Pull every line of the entries that has the word "определяется".

-*-*-

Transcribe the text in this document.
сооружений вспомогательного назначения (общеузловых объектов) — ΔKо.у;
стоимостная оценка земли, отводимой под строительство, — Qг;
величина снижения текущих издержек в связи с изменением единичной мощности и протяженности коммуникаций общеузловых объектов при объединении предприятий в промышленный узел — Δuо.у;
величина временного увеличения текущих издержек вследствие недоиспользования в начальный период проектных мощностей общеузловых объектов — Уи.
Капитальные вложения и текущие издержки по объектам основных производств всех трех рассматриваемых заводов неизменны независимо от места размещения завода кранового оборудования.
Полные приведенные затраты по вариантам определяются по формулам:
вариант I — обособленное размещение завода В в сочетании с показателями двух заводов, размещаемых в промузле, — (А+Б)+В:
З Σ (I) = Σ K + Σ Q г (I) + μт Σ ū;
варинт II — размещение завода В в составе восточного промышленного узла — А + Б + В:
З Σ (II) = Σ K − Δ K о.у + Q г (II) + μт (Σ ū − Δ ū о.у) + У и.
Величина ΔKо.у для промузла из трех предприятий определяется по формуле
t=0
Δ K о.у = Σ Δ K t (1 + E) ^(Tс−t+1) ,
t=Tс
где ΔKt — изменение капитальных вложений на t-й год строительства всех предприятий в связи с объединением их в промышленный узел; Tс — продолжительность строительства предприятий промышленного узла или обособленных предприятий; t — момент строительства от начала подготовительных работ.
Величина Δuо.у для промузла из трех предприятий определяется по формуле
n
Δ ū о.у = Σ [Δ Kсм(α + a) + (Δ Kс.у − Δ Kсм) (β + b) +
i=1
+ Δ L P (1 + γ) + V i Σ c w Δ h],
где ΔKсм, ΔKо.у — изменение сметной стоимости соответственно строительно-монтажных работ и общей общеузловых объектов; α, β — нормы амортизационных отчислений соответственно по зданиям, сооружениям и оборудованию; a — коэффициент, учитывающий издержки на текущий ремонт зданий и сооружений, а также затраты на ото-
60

-*-*-

# The output:
Величина ΔKо.у для промузла из трех предприятий определяется по формуле
Величина Δuо.у для промузла из трех предприятий определяется по формуле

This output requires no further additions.